--- START Working data ---
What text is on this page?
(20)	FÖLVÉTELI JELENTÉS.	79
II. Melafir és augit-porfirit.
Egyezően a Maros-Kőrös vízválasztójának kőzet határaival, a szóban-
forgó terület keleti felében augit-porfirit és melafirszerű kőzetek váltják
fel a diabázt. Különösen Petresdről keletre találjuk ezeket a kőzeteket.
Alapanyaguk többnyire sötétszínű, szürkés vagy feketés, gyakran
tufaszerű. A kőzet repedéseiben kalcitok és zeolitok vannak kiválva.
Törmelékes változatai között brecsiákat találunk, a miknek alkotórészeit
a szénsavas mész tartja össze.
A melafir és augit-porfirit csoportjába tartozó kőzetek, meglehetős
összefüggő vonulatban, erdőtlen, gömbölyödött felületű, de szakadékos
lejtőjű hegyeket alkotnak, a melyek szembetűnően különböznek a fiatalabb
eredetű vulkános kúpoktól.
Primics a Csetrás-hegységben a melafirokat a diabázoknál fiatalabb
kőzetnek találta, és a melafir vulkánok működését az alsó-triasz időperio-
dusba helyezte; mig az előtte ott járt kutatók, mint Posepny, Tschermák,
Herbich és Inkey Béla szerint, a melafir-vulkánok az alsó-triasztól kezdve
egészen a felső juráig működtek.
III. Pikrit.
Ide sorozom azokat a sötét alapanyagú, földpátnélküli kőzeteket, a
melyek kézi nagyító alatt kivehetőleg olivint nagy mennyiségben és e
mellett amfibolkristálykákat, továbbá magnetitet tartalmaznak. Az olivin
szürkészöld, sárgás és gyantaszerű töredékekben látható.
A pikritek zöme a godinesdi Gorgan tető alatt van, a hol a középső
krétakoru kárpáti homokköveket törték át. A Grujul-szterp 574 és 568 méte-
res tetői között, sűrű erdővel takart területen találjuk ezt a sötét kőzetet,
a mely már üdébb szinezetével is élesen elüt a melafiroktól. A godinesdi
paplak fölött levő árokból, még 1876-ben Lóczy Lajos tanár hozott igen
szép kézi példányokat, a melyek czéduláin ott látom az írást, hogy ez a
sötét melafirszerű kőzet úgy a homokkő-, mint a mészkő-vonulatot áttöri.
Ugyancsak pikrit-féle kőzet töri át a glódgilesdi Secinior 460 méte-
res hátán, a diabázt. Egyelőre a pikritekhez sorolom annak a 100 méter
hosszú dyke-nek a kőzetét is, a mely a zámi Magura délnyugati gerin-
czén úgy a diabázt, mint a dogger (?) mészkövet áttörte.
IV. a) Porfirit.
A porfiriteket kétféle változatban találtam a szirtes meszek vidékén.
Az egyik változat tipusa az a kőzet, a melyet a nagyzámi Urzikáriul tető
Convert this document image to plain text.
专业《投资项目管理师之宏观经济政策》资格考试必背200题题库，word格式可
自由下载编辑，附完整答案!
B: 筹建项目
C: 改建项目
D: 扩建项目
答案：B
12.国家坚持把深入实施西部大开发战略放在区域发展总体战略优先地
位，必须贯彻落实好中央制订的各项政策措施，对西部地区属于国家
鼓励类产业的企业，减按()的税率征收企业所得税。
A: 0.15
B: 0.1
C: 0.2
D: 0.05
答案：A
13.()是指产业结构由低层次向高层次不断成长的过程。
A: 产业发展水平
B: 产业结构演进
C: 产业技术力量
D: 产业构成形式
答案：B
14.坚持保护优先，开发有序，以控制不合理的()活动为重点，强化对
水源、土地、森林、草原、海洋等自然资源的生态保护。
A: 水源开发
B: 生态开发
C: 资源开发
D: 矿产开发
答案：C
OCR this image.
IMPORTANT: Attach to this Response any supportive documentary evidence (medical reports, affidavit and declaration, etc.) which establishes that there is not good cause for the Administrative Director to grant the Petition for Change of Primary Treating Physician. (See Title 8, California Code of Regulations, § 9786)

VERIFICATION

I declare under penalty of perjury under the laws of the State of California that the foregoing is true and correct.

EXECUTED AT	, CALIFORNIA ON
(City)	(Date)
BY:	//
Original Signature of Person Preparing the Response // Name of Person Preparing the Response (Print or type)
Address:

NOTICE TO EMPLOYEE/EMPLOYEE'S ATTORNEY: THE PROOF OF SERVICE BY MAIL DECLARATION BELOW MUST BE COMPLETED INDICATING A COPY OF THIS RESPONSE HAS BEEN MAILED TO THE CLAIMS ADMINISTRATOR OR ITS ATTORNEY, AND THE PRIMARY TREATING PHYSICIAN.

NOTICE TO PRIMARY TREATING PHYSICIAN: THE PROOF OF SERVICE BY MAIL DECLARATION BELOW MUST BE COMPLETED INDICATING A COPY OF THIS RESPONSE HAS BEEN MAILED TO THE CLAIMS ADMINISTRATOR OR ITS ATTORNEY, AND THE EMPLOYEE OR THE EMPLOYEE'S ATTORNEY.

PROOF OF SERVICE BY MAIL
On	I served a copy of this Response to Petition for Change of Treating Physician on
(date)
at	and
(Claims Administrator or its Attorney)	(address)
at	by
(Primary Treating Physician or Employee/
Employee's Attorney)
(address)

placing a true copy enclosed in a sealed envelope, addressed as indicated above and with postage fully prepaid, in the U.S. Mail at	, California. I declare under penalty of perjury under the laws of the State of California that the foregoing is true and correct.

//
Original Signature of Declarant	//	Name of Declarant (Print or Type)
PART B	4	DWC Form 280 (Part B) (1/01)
--- END Working data ---
Required work:
Each entry above is to be printed again exactly.

Exercise result:
What text is on this page?
(20)	FÖLVÉTELI JELENTÉS.	79
II. Melafir és augit-porfirit.
Egyezően a Maros-Kőrös vízválasztójának kőzet határaival, a szóban-
forgó terület keleti felében augit-porfirit és melafirszerű kőzetek váltják
fel a diabázt. Különösen Petresdről keletre találjuk ezeket a kőzeteket.
Alapanyaguk többnyire sötétszínű, szürkés vagy feketés, gyakran
tufaszerű. A kőzet repedéseiben kalcitok és zeolitok vannak kiválva.
Törmelékes változatai között brecsiákat találunk, a miknek alkotórészeit
a szénsavas mész tartja össze.
A melafir és augit-porfirit csoportjába tartozó kőzetek, meglehetős
összefüggő vonulatban, erdőtlen, gömbölyödött felületű, de szakadékos
lejtőjű hegyeket alkotnak, a melyek szembetűnően különböznek a fiatalabb
eredetű vulkános kúpoktól.
Primics a Csetrás-hegységben a melafirokat a diabázoknál fiatalabb
kőzetnek találta, és a melafir vulkánok működését az alsó-triasz időperio-
dusba helyezte; mig az előtte ott járt kutatók, mint Posepny, Tschermák,
Herbich és Inkey Béla szerint, a melafir-vulkánok az alsó-triasztól kezdve
egészen a felső juráig működtek.
III. Pikrit.
Ide sorozom azokat a sötét alapanyagú, földpátnélküli kőzeteket, a
melyek kézi nagyító alatt kivehetőleg olivint nagy mennyiségben és e
mellett amfibolkristálykákat, továbbá magnetitet tartalmaznak. Az olivin
szürkészöld, sárgás és gyantaszerű töredékekben látható.
A pikritek zöme a godinesdi Gorgan tető alatt van, a hol a középső
krétakoru kárpáti homokköveket törték át. A Grujul-szterp 574 és 568 méte-
res tetői között, sűrű erdővel takart területen találjuk ezt a sötét kőzetet,
a mely már üdébb szinezetével is élesen elüt a melafiroktól. A godinesdi
paplak fölött levő árokból, még 1876-ben Lóczy Lajos tanár hozott igen
szép kézi példányokat, a melyek czéduláin ott látom az írást, hogy ez a
sötét melafirszerű kőzet úgy a homokkő-, mint a mészkő-vonulatot áttöri.
Ugyancsak pikrit-féle kőzet töri át a glódgilesdi Secinior 460 méte-
res hátán, a diabázt. Egyelőre a pikritekhez sorolom annak a 100 méter
hosszú dyke-nek a kőzetét is, a mely a zámi Magura délnyugati gerin-
czén úgy a diabázt, mint a dogger (?) mészkövet áttörte.
IV. a) Porfirit.
A porfiriteket kétféle változatban találtam a szirtes meszek vidékén.
Az egyik változat tipusa az a kőzet, a melyet a nagyzámi Urzikáriul tető
Convert this document image to plain text.
专业《投资项目管理师之宏观经济政策》资格考试必背200题题库，word格式可
自由下载编辑，附完整答案!
B: 筹建项目
C: 改建项目
D: 扩建项目
答案：B
12.国家坚持把深入实施西部大开发战略放在区域发展总体战略优先地
位，必须贯彻落实好中央制订的各项政策措施，对西部地区属于国家
鼓励类产业的企业，减按()的税率征收企业所得税。
A: 0.15
B: 0.1
C: 0.2
D: 0.05
答案：A
13.()是指产业结构由低层次向高层次不断成长的过程。
A: 产业发展水平
B: 产业结构演进
C: 产业技术力量
D: 产业构成形式
答案：B
14.坚持保护优先，开发有序，以控制不合理的()活动为重点，强化对
水源、土地、森林、草原、海洋等自然资源的生态保护。
A: 水源开发
B: 生态开发
C: 资源开发
D: 矿产开发
答案：C
OCR this image.
IMPORTANT: Attach to this Response any supportive documentary evidence (medical reports, affidavit and declaration, etc.) which establishes that there is not good cause for the Administrative Director to grant the Petition for Change of Primary Treating Physician. (See Title 8, California Code of Regulations, § 9786)

VERIFICATION

I declare under penalty of perjury under the laws of the State of California that the foregoing is true and correct.

EXECUTED AT	, CALIFORNIA ON
(City)	(Date)
BY:	//
Original Signature of Person Preparing the Response // Name of Person Preparing the Response (Print or type)
Address:

NOTICE TO EMPLOYEE/EMPLOYEE'S ATTORNEY: THE PROOF OF SERVICE BY MAIL DECLARATION BELOW MUST BE COMPLETED INDICATING A COPY OF THIS RESPONSE HAS BEEN MAILED TO THE CLAIMS ADMINISTRATOR OR ITS ATTORNEY, AND THE PRIMARY TREATING PHYSICIAN.

NOTICE TO PRIMARY TREATING PHYSICIAN: THE PROOF OF SERVICE BY MAIL DECLARATION BELOW MUST BE COMPLETED INDICATING A COPY OF THIS RESPONSE HAS BEEN MAILED TO THE CLAIMS ADMINISTRATOR OR ITS ATTORNEY, AND THE EMPLOYEE OR THE EMPLOYEE'S ATTORNEY.

PROOF OF SERVICE BY MAIL
On	I served a copy of this Response to Petition for Change of Treating Physician on
(date)
at	and
(Claims Administrator or its Attorney)	(address)
at	by
(Primary Treating Physician or Employee/
Employee's Attorney)
(address)

placing a true copy enclosed in a sealed envelope, addressed as indicated above and with postage fully prepaid, in the U.S. Mail at	, California. I declare under penalty of perjury under the laws of the State of California that the foregoing is true and correct.

//
Original Signature of Declarant	//	Name of Declarant (Print or Type)
PART B	4	DWC Form 280 (Part B) (1/01)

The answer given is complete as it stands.